> Task input
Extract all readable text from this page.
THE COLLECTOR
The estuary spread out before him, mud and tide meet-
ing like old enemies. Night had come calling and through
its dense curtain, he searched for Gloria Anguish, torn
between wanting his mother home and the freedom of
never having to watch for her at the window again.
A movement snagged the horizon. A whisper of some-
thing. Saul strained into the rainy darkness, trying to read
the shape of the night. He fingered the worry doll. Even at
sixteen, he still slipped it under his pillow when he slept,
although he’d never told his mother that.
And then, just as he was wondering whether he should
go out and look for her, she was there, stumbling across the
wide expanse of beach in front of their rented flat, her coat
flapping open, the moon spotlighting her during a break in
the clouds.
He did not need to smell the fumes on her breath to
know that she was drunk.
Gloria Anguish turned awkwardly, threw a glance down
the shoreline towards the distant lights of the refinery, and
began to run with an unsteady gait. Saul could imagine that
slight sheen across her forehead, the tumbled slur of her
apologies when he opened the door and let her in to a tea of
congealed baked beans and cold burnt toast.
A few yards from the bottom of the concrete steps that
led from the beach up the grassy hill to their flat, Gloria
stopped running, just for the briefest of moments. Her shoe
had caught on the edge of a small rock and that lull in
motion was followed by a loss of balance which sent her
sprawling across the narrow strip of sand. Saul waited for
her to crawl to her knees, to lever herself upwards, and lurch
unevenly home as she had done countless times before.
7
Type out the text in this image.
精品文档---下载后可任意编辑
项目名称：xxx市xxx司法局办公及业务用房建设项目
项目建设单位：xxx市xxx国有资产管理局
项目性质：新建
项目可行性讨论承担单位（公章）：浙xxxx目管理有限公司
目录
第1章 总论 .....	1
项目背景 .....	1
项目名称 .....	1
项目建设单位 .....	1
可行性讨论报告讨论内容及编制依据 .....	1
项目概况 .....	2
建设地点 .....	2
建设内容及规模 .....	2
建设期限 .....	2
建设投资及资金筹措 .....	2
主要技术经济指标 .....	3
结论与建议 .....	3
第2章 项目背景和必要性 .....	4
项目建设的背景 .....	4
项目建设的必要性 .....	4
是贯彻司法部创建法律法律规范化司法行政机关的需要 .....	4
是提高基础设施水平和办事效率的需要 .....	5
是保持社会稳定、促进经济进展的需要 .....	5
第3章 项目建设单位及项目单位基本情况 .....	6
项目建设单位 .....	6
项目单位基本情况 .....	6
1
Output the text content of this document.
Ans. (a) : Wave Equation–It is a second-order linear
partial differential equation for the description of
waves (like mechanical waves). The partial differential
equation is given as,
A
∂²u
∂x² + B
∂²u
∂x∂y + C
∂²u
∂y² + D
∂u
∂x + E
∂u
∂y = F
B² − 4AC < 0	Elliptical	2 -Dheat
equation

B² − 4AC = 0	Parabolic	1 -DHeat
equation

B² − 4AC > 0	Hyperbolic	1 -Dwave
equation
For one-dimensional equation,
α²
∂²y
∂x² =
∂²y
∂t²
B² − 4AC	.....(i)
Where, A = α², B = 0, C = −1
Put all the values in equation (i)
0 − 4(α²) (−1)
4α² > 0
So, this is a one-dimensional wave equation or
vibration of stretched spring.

> The problem
Search the listing for the word "this". Copy every line in which it occurs.

> Exercise solution
Extract all readable text from this page.
Type out the text in this image.
Output the text content of this document.
So, this is a one-dimensional wave equation or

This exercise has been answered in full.